▸ **EXERCISE AIM**
Pick out all lines with the word "Quick" from the records that follow.
++++++++++
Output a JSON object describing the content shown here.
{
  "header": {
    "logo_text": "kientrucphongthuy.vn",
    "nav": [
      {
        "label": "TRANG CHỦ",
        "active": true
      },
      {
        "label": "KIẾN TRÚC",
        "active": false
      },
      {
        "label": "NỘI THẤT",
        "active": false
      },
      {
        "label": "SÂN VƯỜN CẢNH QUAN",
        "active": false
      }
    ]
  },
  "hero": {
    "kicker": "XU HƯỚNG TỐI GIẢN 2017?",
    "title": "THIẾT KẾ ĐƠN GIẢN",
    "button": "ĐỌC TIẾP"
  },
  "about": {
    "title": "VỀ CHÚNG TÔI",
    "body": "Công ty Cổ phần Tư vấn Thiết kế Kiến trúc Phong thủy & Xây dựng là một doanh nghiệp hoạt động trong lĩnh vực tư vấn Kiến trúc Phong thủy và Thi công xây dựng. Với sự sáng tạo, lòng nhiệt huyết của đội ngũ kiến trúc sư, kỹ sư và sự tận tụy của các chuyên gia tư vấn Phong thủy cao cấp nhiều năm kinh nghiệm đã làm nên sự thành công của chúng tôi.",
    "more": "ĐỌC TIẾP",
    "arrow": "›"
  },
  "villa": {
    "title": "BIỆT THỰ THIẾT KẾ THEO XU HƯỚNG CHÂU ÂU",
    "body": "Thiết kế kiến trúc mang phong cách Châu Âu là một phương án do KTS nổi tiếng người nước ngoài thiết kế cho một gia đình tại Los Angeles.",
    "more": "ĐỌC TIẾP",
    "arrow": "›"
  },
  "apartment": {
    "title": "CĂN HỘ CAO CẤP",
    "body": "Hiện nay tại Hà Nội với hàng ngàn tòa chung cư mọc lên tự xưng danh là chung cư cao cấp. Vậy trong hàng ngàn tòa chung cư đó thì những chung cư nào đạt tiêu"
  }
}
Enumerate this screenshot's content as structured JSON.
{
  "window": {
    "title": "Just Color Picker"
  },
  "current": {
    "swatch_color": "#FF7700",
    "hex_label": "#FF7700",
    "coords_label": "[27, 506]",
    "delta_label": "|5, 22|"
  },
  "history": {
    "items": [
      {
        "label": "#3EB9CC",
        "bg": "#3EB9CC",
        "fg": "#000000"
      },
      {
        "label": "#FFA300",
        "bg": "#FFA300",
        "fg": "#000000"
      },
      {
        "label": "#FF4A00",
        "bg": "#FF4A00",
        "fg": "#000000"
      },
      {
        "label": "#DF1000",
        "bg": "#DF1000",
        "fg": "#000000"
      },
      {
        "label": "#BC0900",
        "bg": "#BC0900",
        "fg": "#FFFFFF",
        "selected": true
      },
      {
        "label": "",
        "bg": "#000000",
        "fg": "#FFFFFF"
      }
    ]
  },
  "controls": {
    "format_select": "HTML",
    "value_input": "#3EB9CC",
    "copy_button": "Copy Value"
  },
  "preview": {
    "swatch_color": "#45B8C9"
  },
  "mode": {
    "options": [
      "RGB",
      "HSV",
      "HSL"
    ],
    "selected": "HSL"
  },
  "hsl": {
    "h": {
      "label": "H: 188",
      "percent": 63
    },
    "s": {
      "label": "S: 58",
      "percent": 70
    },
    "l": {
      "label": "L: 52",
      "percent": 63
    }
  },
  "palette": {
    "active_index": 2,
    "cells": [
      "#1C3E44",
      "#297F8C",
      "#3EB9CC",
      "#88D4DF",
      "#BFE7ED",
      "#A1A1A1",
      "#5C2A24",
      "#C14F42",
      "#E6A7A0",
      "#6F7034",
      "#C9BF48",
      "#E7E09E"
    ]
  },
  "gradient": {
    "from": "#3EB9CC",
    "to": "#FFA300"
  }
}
++++++++++
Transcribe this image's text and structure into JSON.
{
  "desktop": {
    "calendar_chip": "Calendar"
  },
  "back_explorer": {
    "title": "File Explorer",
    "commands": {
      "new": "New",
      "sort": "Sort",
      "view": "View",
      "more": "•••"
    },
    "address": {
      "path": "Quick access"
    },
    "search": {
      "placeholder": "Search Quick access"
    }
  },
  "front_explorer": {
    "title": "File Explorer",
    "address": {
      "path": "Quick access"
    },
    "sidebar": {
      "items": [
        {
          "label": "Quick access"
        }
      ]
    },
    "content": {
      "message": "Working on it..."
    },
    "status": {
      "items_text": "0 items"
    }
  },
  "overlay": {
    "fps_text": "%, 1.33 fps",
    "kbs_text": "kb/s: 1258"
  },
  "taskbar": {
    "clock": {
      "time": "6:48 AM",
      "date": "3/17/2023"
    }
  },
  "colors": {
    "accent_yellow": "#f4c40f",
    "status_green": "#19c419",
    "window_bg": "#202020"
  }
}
++++++++++
▸ **REPLY**
      "path": "Quick access"
      "placeholder": "Search Quick access"
      "path": "Quick access"
          "label": "Quick access"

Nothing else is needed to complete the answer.